AIM OF THE TASK: Reproduce the records below in full and exactly, without their images.

EXTRACTED DATA:

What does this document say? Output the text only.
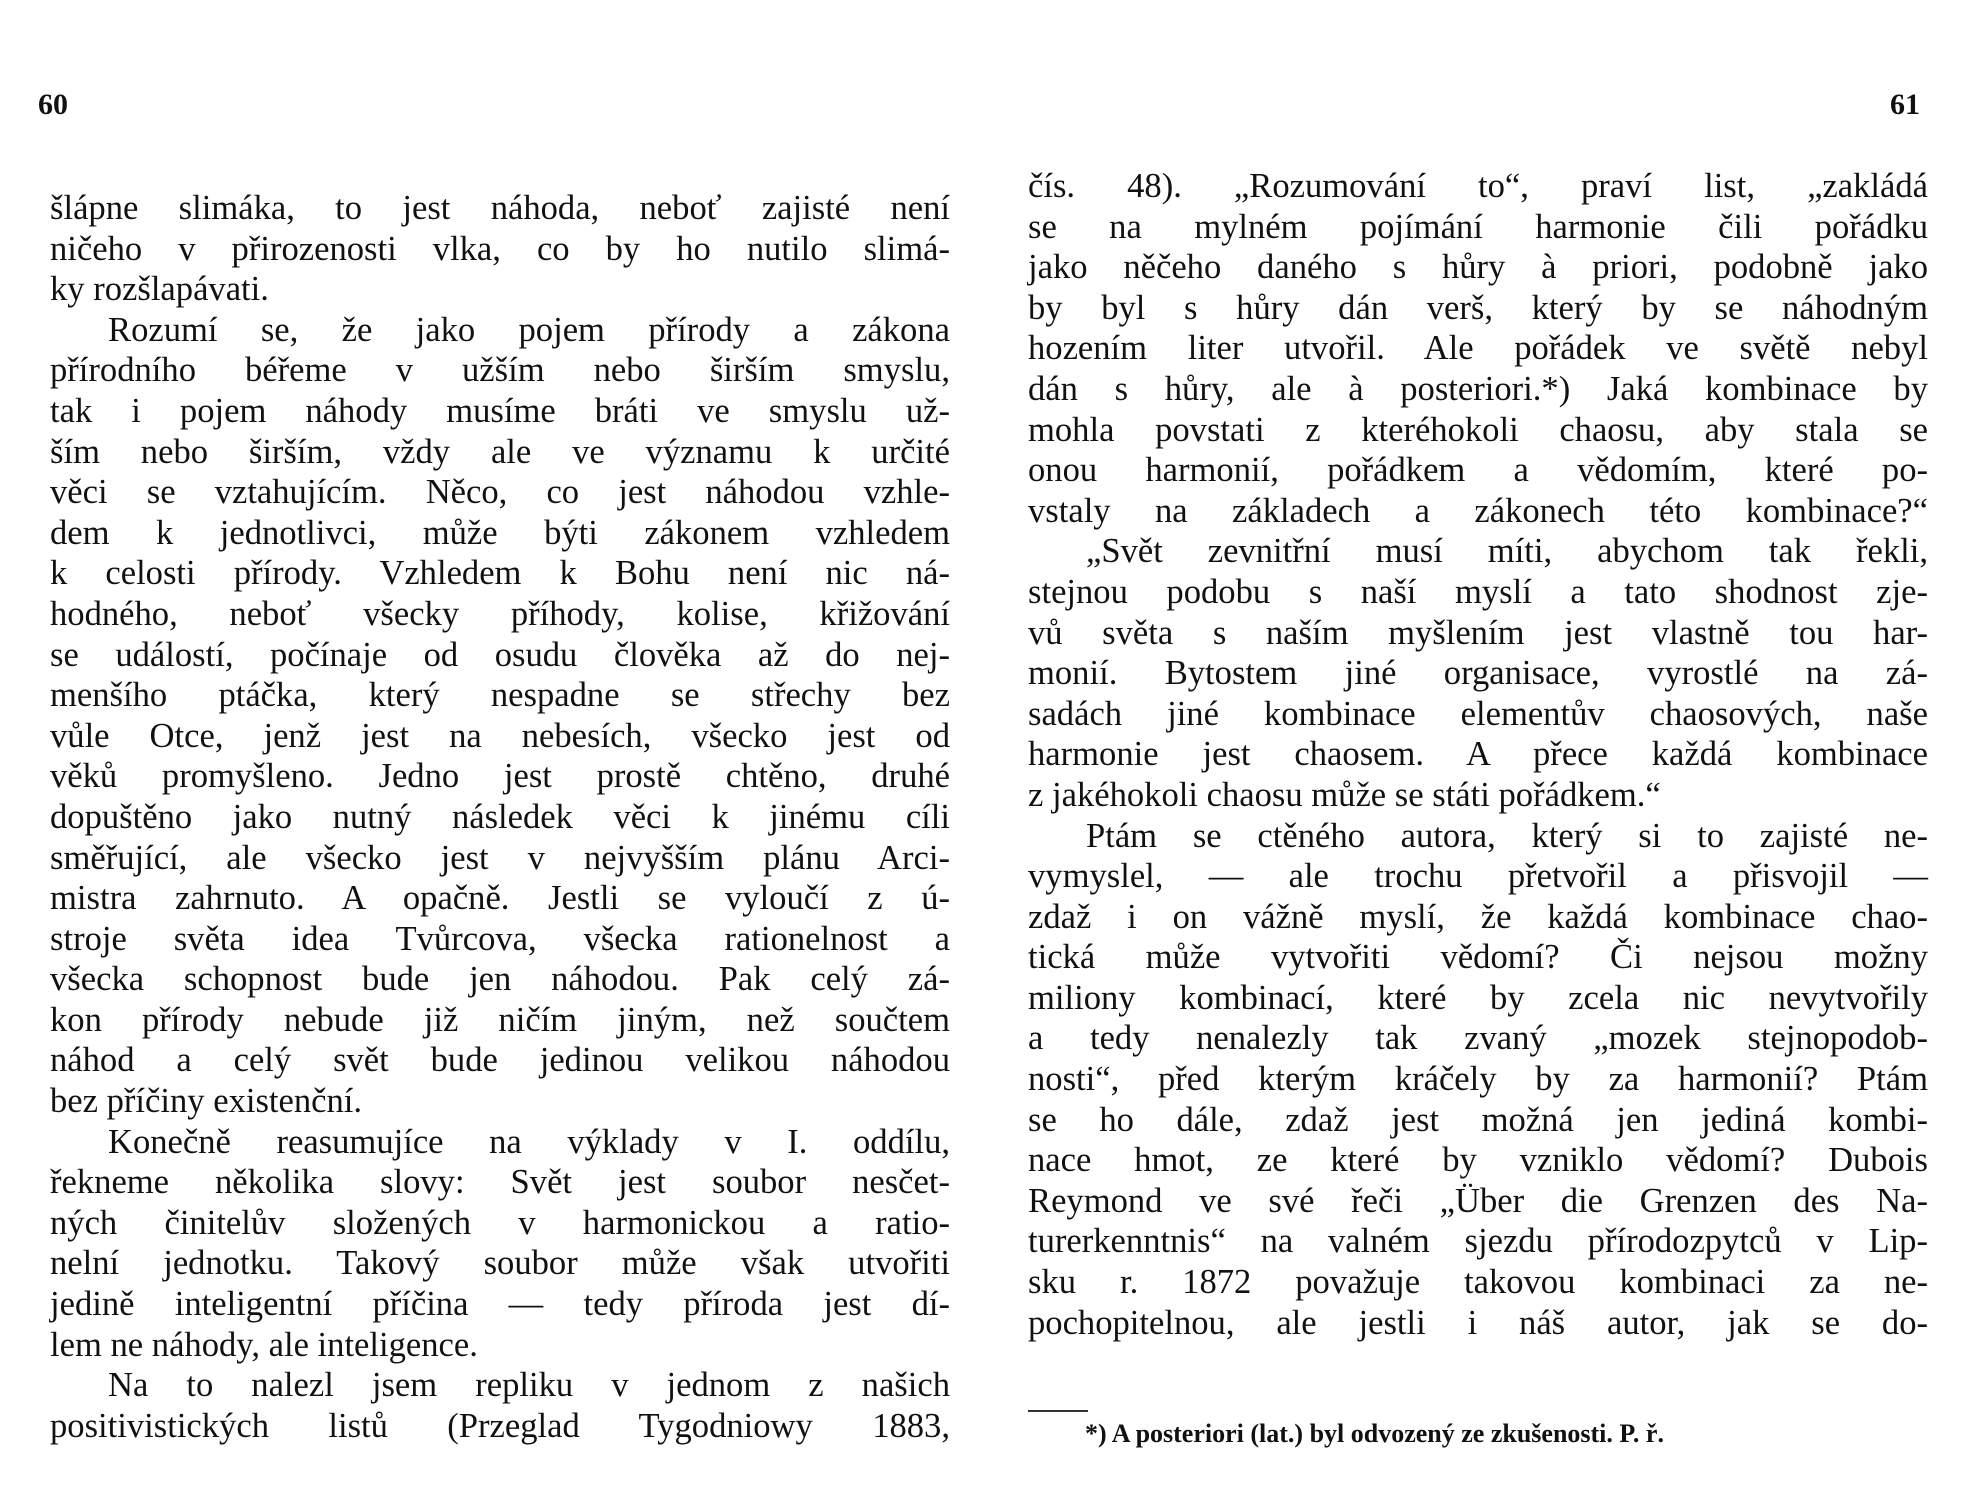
60	61
šlápne slimáka, to jest náhoda, neboť zajisté není
ničeho v přirozenosti vlka, co by ho nutilo slimá-
ky rozšlapávati.
Rozumí se, že jako pojem přírody a zákona
přírodního béřeme v užším nebo širším smyslu,
tak i pojem náhody musíme bráti ve smyslu už-
ším nebo širším, vždy ale ve významu k určité
věci se vztahujícím. Něco, co jest náhodou vzhle-
dem k jednotlivci, může býti zákonem vzhledem
k celosti přírody. Vzhledem k Bohu není nic ná-
hodného, neboť všecky příhody, kolise, křižování
se událostí, počínaje od osudu člověka až do nej-
menšího ptáčka, který nespadne se střechy bez
vůle Otce, jenž jest na nebesích, všecko jest od
věků promyšleno. Jedno jest prostě chtěno, druhé
dopuštěno jako nutný následek věci k jinému cíli
směřující, ale všecko jest v nejvyšším plánu Arci-
mistra zahrnuto. A opačně. Jestli se vyloučí z ú-
stroje světa idea Tvůrcova, všecka rationelnost a
všecka schopnost bude jen náhodou. Pak celý zá-
kon přírody nebude již ničím jiným, než součtem
náhod a celý svět bude jedinou velikou náhodou
bez příčiny existenční.
Konečně reasumujíce na výklady v I. oddílu,
řekneme několika slovy: Svět jest soubor nesčet-
ných činitelův složených v harmonickou a ratio-
nelní jednotku. Takový soubor může však utvořiti
jedině inteligentní příčina — tedy příroda jest dí-
lem ne náhody, ale inteligence.
Na to nalezl jsem repliku v jednom z našich
positivistických listů (Przeglad Tygodniowy 1883,
čís. 48). „Rozumování to“, praví list, „zakládá
se na mylném pojímání harmonie čili pořádku
jako něčeho daného s hůry à priori, podobně jako
by byl s hůry dán verš, který by se náhodným
hozením liter utvořil. Ale pořádek ve světě nebyl
dán s hůry, ale à posteriori.*) Jaká kombinace by
mohla povstati z kteréhokoli chaosu, aby stala se
onou harmonií, pořádkem a vědomím, které po-
vstaly na základech a zákonech této kombinace?“
„Svět zevnitřní musí míti, abychom tak řekli,
stejnou podobu s naší myslí a tato shodnost zje-
vů světa s naším myšlením jest vlastně tou har-
monií. Bytostem jiné organisace, vyrostlé na zá-
sadách jiné kombinace elementův chaosových, naše
harmonie jest chaosem. A přece každá kombinace
z jakéhokoli chaosu může se státi pořádkem.“
Ptám se ctěného autora, který si to zajisté ne-
vymyslel, — ale trochu přetvořil a přisvojil —
zdaž i on vážně myslí, že každá kombinace chao-
tická může vytvořiti vědomí? Či nejsou možny
miliony kombinací, které by zcela nic nevytvořily
a tedy nenalezly tak zvaný „mozek stejnopodob-
nosti“, před kterým kráčely by za harmonií? Ptám
se ho dále, zdaž jest možná jen jediná kombi-
nace hmot, ze které by vzniklo vědomí? Dubois
Reymond ve své řeči „Über die Grenzen des Na-
turerkenntnis“ na valném sjezdu přírodozpytců v Lip-
sku r. 1872 považuje takovou kombinaci za ne-
pochopitelnou, ale jestli i náš autor, jak se do-
*) A posteriori (lat.) byl odvozený ze zkušenosti. P. ř.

WORKED SOLUTION:
What does this document say? Output the text only.
60	61
šlápne slimáka, to jest náhoda, neboť zajisté není
ničeho v přirozenosti vlka, co by ho nutilo slimá-
ky rozšlapávati.
Rozumí se, že jako pojem přírody a zákona
přírodního béřeme v užším nebo širším smyslu,
tak i pojem náhody musíme bráti ve smyslu už-
ším nebo širším, vždy ale ve významu k určité
věci se vztahujícím. Něco, co jest náhodou vzhle-
dem k jednotlivci, může býti zákonem vzhledem
k celosti přírody. Vzhledem k Bohu není nic ná-
hodného, neboť všecky příhody, kolise, křižování
se událostí, počínaje od osudu člověka až do nej-
menšího ptáčka, který nespadne se střechy bez
vůle Otce, jenž jest na nebesích, všecko jest od
věků promyšleno. Jedno jest prostě chtěno, druhé
dopuštěno jako nutný následek věci k jinému cíli
směřující, ale všecko jest v nejvyšším plánu Arci-
mistra zahrnuto. A opačně. Jestli se vyloučí z ú-
stroje světa idea Tvůrcova, všecka rationelnost a
všecka schopnost bude jen náhodou. Pak celý zá-
kon přírody nebude již ničím jiným, než součtem
náhod a celý svět bude jedinou velikou náhodou
bez příčiny existenční.
Konečně reasumujíce na výklady v I. oddílu,
řekneme několika slovy: Svět jest soubor nesčet-
ných činitelův složených v harmonickou a ratio-
nelní jednotku. Takový soubor může však utvořiti
jedině inteligentní příčina — tedy příroda jest dí-
lem ne náhody, ale inteligence.
Na to nalezl jsem repliku v jednom z našich
positivistických listů (Przeglad Tygodniowy 1883,
čís. 48). „Rozumování to“, praví list, „zakládá
se na mylném pojímání harmonie čili pořádku
jako něčeho daného s hůry à priori, podobně jako
by byl s hůry dán verš, který by se náhodným
hozením liter utvořil. Ale pořádek ve světě nebyl
dán s hůry, ale à posteriori.*) Jaká kombinace by
mohla povstati z kteréhokoli chaosu, aby stala se
onou harmonií, pořádkem a vědomím, které po-
vstaly na základech a zákonech této kombinace?“
„Svět zevnitřní musí míti, abychom tak řekli,
stejnou podobu s naší myslí a tato shodnost zje-
vů světa s naším myšlením jest vlastně tou har-
monií. Bytostem jiné organisace, vyrostlé na zá-
sadách jiné kombinace elementův chaosových, naše
harmonie jest chaosem. A přece každá kombinace
z jakéhokoli chaosu může se státi pořádkem.“
Ptám se ctěného autora, který si to zajisté ne-
vymyslel, — ale trochu přetvořil a přisvojil —
zdaž i on vážně myslí, že každá kombinace chao-
tická může vytvořiti vědomí? Či nejsou možny
miliony kombinací, které by zcela nic nevytvořily
a tedy nenalezly tak zvaný „mozek stejnopodob-
nosti“, před kterým kráčely by za harmonií? Ptám
se ho dále, zdaž jest možná jen jediná kombi-
nace hmot, ze které by vzniklo vědomí? Dubois
Reymond ve své řeči „Über die Grenzen des Na-
turerkenntnis“ na valném sjezdu přírodozpytců v Lip-
sku r. 1872 považuje takovou kombinaci za ne-
pochopitelnou, ale jestli i náš autor, jak se do-
*) A posteriori (lat.) byl odvozený ze zkušenosti. P. ř.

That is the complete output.